**WORK REQUEST A**: Translate this sentence from the autism brain-size article into Spanish: "The study shows larger brains are the result of accelerated brain growth around the children’s first birthday."
**WORK REQUEST B**: For each statement, say yes or no to whether the autism brain-size article agrees with it, and quote the deciding words: (i) The brain overgrowth in kids who develop autism occurs in the temporal lobe white matter. (ii) Autism is typically diagnosed at age 2. (iii) Piven has been conducting brain-imaging studies on brain size in autism for close to two decades.

======== PROVIDED PASSAGE

Children with autism tend to have larger brains than children without autism, a study suggests.

May 2, 2011 -- Children with autism tend to have larger brains than children without autism, a study suggests.

The study shows larger brains are the result of accelerated brain growth around the children’s first birthday.

Researchers from the University of North Carolina also report that the brain overgrowth in kids who develop autism occurs in the temporal lobe white matter of the brain.

This finding could lead to a better understanding of the genes that drive autism, which, in turn, could lead to earlier identification and treatment of the disorder, study researcher Joseph Piven, MD, tells WebMD.

There is no medical test to identify autism. The disorder is typically diagnosed at age 3 based on behavioral and developmental clues. But subtle signs of autism are often present long before this age.

Piven, who directs the University of North Carolina’s Carolina Institute for Developmental Disabilities, has been conducting brain-imaging studies to assess the role of brain size in autism for close to two decades.

His research team is now following high-risk children from infancy in an effort to identify patterns of brain development and behavior that predict autism.

Comparing Brain Sizes

The study, led by University of North Carolina assistant professor of psychiatry Heather Cody Hazlett, PhD, included children who had been diagnosed with autism by the age of 2.

================
======== DATASET

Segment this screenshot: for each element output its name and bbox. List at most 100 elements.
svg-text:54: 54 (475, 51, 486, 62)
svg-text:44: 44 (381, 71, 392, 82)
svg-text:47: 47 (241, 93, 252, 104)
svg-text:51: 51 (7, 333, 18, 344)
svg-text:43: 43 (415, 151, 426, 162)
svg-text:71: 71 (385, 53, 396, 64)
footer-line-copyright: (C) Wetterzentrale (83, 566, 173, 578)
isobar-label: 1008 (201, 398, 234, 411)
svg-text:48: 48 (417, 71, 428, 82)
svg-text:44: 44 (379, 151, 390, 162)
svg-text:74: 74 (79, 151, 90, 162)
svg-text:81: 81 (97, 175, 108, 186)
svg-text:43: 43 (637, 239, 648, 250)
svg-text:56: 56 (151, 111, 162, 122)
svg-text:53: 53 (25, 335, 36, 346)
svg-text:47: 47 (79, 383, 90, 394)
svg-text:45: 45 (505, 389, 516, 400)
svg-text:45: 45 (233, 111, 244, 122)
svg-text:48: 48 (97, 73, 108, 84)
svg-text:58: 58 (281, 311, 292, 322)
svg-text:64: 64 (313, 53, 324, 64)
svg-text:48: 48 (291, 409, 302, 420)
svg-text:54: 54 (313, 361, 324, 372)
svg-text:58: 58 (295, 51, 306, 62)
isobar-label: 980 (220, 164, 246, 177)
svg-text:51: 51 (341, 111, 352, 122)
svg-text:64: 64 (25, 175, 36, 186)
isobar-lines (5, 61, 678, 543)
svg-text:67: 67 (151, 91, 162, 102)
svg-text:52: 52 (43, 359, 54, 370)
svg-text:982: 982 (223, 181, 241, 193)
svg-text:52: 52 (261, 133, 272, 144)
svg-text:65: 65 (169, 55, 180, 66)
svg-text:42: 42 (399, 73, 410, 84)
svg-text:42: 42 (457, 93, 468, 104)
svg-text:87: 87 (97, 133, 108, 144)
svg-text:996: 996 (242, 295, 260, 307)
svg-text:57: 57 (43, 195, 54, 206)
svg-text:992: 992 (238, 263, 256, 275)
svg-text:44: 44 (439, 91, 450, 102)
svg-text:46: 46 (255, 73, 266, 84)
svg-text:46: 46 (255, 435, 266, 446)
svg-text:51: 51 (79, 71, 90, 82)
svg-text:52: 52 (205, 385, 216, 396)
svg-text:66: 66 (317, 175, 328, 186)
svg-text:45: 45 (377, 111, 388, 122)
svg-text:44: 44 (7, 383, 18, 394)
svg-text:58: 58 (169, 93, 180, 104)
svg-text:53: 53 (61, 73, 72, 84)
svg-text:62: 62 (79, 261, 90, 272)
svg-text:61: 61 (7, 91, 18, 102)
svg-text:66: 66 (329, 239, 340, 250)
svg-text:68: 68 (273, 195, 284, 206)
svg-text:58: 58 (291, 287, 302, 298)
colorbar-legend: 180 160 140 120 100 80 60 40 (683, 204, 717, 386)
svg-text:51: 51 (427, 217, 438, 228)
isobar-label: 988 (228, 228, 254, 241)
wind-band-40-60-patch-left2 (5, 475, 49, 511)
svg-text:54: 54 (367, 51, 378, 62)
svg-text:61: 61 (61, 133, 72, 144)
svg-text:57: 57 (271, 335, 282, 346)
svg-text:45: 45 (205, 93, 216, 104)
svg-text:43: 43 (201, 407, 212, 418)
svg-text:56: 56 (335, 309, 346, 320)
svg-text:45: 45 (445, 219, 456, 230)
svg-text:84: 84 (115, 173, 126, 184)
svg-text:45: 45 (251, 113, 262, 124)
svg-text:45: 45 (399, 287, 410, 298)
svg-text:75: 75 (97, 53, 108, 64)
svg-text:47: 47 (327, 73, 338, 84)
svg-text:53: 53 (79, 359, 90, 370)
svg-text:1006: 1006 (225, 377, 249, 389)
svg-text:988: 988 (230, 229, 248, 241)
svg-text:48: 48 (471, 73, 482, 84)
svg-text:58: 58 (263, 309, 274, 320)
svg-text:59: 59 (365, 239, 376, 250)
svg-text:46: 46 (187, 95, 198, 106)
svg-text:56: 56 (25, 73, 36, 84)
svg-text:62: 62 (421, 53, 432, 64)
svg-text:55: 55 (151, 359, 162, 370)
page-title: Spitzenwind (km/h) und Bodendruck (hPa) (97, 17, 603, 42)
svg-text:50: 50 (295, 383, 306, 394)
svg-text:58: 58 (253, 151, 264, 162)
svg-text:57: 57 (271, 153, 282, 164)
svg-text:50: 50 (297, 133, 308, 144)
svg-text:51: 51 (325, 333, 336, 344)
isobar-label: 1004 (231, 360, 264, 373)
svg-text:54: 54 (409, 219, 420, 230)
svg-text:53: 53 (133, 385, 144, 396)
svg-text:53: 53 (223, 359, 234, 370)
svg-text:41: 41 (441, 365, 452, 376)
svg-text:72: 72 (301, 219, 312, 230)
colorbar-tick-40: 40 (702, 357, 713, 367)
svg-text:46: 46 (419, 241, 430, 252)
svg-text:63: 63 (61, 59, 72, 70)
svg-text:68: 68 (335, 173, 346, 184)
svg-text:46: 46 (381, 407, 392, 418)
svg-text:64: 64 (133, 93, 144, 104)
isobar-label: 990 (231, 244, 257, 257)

================

**REPLY A**: El estudio muestra que los cerebros más grandes son el resultado de un crecimiento cerebral acelerado en torno al primer cumpleaños de los niños.

**REPLY B**:
(i) Yes: "the brain overgrowth in kids who develop autism occurs in the temporal lobe white matter of the brain"
(ii) No: "The disorder is typically diagnosed at age 3"
(iii) Yes: "has been conducting brain-imaging studies to assess the role of brain size in autism for close to two decades"